▸ Goal of the exercise
Below are the records; pull every line that includes "посещение".

Collected data entries:
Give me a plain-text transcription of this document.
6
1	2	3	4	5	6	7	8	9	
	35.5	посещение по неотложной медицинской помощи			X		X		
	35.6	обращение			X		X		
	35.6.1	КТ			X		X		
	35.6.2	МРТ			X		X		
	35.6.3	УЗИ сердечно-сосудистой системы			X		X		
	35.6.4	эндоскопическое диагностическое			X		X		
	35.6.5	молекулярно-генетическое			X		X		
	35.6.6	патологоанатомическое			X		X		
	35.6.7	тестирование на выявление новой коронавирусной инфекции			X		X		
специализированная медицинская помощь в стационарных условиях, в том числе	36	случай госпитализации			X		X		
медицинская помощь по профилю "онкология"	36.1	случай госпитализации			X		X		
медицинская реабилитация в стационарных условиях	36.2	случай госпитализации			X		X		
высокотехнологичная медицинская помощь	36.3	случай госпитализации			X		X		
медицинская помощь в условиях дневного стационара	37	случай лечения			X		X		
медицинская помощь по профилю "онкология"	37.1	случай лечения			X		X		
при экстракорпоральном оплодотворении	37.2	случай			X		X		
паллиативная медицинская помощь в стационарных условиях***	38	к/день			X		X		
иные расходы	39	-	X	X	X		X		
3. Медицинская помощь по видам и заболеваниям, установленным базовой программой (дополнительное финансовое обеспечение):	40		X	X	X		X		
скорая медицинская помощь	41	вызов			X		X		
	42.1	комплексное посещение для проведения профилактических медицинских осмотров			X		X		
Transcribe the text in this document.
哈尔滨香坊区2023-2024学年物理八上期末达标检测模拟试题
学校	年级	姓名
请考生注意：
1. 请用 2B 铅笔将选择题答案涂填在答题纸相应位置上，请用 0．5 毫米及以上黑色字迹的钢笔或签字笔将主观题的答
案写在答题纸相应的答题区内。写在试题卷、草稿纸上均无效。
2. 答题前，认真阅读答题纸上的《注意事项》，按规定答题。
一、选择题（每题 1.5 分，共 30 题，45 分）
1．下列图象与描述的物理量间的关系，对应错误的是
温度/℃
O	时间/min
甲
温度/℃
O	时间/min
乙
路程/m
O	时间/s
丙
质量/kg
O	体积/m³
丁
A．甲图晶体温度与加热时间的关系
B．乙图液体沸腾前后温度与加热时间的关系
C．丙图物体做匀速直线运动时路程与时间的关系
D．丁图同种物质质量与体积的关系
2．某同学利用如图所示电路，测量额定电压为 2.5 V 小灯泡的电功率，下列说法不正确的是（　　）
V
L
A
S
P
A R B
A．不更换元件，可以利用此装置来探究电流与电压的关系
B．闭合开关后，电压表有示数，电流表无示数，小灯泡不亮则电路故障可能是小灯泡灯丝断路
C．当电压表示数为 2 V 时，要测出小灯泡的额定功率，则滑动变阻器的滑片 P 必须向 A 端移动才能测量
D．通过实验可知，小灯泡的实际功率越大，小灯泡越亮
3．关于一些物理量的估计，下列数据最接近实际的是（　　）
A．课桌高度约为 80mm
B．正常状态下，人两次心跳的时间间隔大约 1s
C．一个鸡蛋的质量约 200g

▸ Output for this task
	35.5	посещение по неотложной медицинской помощи			X		X		
	42.1	комплексное посещение для проведения профилактических медицинских осмотров			X		X		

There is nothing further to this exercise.